* **What is required**
Count the lines below that contain the word "symbol", and give only that number.

-- BEGIN Listed entries --

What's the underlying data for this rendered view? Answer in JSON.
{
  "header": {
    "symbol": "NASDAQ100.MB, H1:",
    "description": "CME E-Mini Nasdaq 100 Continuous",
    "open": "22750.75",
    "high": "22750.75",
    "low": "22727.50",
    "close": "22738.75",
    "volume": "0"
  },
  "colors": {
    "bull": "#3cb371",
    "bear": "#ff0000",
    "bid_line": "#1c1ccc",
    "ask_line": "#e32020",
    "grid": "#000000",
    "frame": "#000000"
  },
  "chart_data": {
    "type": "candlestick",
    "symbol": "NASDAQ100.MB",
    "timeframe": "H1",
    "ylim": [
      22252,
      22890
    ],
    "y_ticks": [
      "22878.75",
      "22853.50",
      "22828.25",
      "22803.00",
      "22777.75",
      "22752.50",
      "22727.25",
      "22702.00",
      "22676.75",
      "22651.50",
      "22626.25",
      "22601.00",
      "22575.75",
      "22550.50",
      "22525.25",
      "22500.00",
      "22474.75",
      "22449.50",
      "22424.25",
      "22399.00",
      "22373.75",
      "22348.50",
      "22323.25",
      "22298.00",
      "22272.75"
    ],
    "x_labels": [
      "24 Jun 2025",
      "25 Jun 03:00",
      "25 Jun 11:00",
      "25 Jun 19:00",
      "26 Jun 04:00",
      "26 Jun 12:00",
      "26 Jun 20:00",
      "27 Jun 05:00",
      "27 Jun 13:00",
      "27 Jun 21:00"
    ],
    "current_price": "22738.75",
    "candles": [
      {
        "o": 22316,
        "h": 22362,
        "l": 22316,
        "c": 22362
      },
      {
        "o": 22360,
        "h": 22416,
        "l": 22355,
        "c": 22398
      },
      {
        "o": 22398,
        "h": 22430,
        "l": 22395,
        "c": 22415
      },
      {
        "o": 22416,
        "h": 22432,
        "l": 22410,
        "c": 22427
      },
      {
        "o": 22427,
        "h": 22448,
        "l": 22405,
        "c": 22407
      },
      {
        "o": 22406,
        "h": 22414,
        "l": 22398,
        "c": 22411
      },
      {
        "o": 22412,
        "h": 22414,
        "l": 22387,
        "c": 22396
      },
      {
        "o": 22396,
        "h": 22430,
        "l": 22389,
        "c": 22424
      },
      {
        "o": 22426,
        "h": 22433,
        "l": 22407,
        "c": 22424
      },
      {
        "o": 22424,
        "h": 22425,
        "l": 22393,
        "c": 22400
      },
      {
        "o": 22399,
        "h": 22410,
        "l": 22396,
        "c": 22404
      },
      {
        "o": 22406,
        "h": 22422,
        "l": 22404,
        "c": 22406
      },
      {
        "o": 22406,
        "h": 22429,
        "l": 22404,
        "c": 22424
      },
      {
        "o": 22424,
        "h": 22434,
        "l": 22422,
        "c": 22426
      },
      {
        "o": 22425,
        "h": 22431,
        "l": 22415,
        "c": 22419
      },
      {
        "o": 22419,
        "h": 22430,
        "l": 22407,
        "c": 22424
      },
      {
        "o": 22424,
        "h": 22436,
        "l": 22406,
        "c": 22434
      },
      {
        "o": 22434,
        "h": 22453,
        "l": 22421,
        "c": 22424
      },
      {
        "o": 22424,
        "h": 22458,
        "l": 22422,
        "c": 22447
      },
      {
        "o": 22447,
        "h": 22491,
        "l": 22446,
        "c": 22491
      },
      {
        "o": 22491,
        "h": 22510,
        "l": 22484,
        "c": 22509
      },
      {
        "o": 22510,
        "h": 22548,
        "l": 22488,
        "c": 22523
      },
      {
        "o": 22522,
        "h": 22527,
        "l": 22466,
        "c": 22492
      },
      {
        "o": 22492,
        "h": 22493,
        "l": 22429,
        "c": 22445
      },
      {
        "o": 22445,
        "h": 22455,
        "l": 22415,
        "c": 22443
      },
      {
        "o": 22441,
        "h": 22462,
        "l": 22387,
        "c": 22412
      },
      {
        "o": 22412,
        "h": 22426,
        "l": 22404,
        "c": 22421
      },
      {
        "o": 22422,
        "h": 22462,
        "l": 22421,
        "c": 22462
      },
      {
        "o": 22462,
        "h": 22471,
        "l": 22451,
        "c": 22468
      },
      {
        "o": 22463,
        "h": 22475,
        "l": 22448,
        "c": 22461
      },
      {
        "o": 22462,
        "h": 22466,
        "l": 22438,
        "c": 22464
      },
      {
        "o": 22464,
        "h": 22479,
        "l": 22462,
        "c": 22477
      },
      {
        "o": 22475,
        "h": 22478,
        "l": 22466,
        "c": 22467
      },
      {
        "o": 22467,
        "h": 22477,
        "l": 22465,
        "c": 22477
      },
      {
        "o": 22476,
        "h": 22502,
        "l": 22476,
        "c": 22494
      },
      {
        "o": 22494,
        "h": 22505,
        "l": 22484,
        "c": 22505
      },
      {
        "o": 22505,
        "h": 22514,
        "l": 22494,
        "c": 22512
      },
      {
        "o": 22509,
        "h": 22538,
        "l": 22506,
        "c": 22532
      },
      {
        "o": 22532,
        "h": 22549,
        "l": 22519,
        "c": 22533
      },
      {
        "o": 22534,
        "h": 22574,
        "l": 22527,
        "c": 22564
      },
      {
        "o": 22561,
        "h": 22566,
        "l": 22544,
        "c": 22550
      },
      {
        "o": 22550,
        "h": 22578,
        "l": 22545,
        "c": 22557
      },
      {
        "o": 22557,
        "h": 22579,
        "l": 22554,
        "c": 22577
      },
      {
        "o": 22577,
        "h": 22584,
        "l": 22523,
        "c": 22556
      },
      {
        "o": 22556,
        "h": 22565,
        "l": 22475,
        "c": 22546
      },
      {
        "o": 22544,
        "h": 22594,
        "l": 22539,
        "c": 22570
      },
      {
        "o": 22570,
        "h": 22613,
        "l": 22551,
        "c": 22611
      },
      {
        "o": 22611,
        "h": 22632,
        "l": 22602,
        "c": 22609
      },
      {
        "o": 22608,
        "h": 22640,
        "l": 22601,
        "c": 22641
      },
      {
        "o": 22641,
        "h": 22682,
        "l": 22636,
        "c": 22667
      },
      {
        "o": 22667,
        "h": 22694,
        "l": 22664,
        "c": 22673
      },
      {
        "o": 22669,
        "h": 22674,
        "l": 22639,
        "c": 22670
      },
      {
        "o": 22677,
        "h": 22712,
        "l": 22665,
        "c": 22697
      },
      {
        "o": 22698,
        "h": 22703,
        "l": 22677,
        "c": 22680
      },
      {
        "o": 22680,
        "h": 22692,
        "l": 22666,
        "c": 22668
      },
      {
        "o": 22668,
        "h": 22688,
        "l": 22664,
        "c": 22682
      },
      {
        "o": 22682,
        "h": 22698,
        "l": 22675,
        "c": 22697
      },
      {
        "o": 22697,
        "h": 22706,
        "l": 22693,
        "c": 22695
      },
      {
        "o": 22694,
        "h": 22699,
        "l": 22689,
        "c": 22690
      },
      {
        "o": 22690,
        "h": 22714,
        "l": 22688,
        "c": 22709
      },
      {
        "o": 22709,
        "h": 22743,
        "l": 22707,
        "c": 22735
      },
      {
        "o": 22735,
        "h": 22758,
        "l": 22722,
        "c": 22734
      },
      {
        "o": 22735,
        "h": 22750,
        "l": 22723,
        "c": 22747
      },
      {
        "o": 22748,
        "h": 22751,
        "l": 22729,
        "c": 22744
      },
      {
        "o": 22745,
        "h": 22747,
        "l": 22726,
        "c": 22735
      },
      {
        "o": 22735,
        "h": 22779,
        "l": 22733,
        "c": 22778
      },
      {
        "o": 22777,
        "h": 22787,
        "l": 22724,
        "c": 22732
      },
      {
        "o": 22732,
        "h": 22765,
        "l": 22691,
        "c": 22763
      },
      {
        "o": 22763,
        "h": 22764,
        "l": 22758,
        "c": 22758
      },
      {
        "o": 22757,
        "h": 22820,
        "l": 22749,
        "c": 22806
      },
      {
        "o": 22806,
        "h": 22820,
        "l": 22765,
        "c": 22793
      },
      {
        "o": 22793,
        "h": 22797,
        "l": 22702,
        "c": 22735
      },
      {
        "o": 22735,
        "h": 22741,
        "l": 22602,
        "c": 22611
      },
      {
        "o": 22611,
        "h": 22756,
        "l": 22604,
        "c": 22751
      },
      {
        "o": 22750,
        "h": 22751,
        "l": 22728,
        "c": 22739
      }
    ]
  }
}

-- END Listed entries --

* **Solution**
2